:: PROMPT ::
Each entry below is to be printed verbatim.

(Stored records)
--- BEGIN ---

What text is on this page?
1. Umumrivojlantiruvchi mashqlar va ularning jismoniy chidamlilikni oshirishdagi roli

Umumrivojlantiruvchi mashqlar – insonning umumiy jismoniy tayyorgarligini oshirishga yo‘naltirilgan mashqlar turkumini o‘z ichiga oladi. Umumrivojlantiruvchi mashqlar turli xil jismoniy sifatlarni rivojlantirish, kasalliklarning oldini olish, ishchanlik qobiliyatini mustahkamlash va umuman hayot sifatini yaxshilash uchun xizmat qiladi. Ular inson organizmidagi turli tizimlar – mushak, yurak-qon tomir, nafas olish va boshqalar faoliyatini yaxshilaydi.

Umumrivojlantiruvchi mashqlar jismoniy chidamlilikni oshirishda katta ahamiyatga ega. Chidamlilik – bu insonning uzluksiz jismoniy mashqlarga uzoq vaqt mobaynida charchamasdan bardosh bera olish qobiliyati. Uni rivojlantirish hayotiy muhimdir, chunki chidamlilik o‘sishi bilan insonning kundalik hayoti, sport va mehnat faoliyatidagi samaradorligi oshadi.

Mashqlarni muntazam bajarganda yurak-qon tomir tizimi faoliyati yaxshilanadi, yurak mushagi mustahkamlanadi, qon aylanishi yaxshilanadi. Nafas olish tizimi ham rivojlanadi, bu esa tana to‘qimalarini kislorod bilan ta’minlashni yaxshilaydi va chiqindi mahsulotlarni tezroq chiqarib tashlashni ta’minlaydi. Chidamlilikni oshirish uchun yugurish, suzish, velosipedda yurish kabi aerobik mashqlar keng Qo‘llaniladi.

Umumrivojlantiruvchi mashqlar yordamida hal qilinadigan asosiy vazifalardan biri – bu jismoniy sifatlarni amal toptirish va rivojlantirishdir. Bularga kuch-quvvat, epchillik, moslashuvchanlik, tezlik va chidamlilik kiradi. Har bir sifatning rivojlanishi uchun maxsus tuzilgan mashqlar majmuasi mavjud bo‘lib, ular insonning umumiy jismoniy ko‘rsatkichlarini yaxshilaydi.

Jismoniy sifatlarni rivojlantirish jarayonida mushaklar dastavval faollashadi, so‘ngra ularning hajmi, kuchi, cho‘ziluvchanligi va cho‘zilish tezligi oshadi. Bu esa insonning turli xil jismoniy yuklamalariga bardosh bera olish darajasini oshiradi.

--- END ---

:: CORRECT RESPONSE ::
What text is on this page?
1. Umumrivojlantiruvchi mashqlar va ularning jismoniy chidamlilikni oshirishdagi roli

Umumrivojlantiruvchi mashqlar – insonning umumiy jismoniy tayyorgarligini oshirishga yo‘naltirilgan mashqlar turkumini o‘z ichiga oladi. Umumrivojlantiruvchi mashqlar turli xil jismoniy sifatlarni rivojlantirish, kasalliklarning oldini olish, ishchanlik qobiliyatini mustahkamlash va umuman hayot sifatini yaxshilash uchun xizmat qiladi. Ular inson organizmidagi turli tizimlar – mushak, yurak-qon tomir, nafas olish va boshqalar faoliyatini yaxshilaydi.

Umumrivojlantiruvchi mashqlar jismoniy chidamlilikni oshirishda katta ahamiyatga ega. Chidamlilik – bu insonning uzluksiz jismoniy mashqlarga uzoq vaqt mobaynida charchamasdan bardosh bera olish qobiliyati. Uni rivojlantirish hayotiy muhimdir, chunki chidamlilik o‘sishi bilan insonning kundalik hayoti, sport va mehnat faoliyatidagi samaradorligi oshadi.

Mashqlarni muntazam bajarganda yurak-qon tomir tizimi faoliyati yaxshilanadi, yurak mushagi mustahkamlanadi, qon aylanishi yaxshilanadi. Nafas olish tizimi ham rivojlanadi, bu esa tana to‘qimalarini kislorod bilan ta’minlashni yaxshilaydi va chiqindi mahsulotlarni tezroq chiqarib tashlashni ta’minlaydi. Chidamlilikni oshirish uchun yugurish, suzish, velosipedda yurish kabi aerobik mashqlar keng Qo‘llaniladi.

Umumrivojlantiruvchi mashqlar yordamida hal qilinadigan asosiy vazifalardan biri – bu jismoniy sifatlarni amal toptirish va rivojlantirishdir. Bularga kuch-quvvat, epchillik, moslashuvchanlik, tezlik va chidamlilik kiradi. Har bir sifatning rivojlanishi uchun maxsus tuzilgan mashqlar majmuasi mavjud bo‘lib, ular insonning umumiy jismoniy ko‘rsatkichlarini yaxshilaydi.

Jismoniy sifatlarni rivojlantirish jarayonida mushaklar dastavval faollashadi, so‘ngra ularning hajmi, kuchi, cho‘ziluvchanligi va cho‘zilish tezligi oshadi. Bu esa insonning turli xil jismoniy yuklamalariga bardosh bera olish darajasini oshiradi.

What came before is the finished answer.